_Exercise instructions_. Copy out all lines where "artículos" appears.

_Entries shown_.
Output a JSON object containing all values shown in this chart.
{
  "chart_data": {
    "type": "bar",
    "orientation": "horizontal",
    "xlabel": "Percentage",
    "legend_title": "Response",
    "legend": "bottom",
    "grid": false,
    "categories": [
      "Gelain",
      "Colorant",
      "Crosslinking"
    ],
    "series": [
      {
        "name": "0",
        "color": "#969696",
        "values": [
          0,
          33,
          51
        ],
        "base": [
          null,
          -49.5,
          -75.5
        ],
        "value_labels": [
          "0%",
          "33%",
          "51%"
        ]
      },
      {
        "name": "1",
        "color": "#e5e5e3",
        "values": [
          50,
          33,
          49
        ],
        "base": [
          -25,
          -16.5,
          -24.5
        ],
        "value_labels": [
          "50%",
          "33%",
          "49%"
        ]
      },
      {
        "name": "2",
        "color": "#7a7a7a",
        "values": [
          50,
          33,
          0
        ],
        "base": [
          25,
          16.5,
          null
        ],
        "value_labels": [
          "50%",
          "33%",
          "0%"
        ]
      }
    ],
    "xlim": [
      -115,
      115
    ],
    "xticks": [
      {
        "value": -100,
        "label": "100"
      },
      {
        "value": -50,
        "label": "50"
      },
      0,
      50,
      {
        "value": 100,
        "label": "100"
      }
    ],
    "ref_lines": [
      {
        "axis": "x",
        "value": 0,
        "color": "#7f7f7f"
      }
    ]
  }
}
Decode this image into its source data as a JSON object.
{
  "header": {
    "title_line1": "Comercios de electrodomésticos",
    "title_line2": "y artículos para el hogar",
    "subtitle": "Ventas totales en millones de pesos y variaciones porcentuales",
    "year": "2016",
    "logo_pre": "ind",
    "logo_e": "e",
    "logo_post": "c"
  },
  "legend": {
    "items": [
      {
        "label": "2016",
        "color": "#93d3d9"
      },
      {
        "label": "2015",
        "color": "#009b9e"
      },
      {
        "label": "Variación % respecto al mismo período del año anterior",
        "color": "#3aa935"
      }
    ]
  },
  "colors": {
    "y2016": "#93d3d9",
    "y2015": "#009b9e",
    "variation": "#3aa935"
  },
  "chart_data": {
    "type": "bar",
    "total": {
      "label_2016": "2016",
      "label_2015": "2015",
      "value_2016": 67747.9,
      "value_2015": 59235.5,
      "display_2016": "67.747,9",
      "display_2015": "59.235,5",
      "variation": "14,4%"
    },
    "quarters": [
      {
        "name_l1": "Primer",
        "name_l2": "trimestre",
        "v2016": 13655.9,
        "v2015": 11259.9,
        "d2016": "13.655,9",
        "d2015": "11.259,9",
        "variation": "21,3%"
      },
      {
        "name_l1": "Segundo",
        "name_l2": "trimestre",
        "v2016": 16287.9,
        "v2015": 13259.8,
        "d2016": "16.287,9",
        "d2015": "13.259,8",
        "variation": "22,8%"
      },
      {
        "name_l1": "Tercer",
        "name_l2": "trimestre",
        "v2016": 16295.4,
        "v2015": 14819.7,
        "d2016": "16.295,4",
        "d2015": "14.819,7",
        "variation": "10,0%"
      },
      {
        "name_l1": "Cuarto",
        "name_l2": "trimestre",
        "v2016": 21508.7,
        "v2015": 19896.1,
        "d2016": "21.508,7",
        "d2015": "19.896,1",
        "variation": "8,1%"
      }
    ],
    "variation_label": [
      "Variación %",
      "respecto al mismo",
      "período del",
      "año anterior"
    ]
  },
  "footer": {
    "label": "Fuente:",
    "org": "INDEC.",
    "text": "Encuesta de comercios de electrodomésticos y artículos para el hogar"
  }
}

_Solved problem_.
    "title_line2": "y artículos para el hogar",
    "text": "Encuesta de comercios de electrodomésticos y artículos para el hogar"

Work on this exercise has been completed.